SHORT EXERCISE>
Give the count of lines holding the string "Saint" and nothing else.

GIVEN DATA>
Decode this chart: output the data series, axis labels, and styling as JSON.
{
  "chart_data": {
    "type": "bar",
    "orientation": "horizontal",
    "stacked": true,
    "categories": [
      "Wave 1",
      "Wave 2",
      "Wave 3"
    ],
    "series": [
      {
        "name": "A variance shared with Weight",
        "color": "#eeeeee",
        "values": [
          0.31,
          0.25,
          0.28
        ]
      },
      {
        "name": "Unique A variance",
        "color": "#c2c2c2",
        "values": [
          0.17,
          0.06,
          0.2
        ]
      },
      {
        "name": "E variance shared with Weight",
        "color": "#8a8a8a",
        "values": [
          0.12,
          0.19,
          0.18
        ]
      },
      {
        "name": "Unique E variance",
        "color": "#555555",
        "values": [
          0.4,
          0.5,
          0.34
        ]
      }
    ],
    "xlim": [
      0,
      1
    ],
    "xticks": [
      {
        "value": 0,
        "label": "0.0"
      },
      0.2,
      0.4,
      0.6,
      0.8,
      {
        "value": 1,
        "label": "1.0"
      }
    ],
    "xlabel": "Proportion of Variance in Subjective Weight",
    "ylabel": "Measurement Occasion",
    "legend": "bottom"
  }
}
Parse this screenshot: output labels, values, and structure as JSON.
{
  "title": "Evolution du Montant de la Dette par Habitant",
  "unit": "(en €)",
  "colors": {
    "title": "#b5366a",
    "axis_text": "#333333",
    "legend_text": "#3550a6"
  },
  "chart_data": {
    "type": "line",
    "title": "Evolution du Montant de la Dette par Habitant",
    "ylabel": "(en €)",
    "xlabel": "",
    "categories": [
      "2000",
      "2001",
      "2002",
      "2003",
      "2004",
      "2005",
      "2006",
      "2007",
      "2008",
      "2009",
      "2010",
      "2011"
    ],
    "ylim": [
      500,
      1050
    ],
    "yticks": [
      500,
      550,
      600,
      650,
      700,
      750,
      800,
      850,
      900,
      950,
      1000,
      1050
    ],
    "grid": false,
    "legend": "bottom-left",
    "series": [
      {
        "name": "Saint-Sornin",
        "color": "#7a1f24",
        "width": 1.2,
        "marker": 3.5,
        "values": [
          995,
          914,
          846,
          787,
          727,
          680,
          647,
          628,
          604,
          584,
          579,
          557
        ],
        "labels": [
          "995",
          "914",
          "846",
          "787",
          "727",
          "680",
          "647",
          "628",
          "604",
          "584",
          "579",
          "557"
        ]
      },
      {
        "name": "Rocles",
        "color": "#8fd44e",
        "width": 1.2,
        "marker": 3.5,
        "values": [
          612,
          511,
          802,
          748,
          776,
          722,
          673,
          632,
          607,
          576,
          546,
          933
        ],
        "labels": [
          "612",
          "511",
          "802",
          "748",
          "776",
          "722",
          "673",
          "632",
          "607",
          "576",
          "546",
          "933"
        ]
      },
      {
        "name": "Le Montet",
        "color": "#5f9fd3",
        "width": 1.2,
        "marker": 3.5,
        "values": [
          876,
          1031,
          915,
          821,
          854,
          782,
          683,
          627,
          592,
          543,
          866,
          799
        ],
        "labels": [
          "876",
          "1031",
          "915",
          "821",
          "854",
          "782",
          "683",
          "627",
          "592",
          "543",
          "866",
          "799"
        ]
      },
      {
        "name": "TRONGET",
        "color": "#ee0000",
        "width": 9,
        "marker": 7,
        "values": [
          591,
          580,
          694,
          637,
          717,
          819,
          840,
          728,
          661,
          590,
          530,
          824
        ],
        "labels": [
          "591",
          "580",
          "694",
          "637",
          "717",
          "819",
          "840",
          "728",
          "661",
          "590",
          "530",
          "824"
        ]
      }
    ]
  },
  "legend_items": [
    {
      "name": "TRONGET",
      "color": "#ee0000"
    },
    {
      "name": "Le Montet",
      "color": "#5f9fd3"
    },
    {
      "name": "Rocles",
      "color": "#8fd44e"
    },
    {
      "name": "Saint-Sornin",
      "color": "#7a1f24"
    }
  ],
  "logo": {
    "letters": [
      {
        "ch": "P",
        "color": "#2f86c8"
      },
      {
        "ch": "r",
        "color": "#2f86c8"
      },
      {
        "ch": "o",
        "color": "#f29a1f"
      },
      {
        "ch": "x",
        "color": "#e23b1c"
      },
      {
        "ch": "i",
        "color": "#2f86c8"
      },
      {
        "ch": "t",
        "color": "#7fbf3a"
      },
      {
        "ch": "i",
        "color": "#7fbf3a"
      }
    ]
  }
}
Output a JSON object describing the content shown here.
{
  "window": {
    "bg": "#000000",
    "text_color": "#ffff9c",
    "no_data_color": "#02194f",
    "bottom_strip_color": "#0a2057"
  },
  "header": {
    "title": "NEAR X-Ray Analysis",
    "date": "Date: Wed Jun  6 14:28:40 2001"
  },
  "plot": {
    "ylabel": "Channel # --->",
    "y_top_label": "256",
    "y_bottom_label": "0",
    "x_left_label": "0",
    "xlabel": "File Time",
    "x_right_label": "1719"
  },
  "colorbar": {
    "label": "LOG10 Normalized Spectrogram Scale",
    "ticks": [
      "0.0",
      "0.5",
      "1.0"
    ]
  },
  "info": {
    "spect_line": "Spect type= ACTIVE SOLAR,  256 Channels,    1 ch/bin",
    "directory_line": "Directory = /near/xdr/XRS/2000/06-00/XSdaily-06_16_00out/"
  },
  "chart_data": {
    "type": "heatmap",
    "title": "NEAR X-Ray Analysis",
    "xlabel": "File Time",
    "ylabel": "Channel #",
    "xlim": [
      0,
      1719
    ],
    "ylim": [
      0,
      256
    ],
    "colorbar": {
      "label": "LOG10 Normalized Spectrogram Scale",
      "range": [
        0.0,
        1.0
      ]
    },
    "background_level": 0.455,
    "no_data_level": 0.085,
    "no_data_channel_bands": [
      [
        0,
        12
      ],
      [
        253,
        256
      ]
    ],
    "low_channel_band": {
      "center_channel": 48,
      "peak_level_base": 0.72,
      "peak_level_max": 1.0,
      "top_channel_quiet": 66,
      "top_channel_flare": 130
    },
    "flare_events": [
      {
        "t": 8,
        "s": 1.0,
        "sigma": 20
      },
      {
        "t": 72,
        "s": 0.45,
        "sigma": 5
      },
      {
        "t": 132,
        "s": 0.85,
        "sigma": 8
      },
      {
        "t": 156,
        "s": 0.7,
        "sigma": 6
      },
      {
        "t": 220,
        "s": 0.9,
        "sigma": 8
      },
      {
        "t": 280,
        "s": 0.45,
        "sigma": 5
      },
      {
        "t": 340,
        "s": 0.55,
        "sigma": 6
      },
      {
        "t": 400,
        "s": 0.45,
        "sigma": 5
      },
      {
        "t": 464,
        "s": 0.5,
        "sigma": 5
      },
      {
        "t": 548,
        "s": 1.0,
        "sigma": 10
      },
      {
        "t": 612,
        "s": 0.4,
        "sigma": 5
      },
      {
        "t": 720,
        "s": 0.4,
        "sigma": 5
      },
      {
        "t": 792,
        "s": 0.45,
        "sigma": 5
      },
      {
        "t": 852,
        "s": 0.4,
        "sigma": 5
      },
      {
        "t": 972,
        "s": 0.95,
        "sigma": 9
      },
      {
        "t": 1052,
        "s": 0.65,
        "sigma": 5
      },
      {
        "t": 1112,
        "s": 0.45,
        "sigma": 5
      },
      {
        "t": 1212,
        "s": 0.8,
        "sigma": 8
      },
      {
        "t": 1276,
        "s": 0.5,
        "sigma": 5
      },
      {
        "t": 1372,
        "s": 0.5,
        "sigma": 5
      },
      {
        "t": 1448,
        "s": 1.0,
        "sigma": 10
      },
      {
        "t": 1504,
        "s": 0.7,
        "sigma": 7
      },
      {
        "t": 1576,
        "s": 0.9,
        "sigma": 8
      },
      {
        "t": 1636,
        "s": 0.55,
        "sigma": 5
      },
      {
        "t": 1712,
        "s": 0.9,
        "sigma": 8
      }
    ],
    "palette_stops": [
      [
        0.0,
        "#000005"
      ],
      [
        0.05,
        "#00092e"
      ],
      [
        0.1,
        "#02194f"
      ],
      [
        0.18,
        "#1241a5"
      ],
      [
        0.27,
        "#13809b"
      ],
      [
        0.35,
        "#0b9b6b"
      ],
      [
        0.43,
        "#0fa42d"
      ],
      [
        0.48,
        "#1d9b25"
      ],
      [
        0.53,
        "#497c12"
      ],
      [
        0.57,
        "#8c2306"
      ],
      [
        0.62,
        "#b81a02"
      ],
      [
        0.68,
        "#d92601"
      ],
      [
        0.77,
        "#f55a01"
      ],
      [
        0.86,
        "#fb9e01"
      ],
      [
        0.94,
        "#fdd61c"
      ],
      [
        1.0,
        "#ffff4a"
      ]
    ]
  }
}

RESPONSE TO THE TASK>
2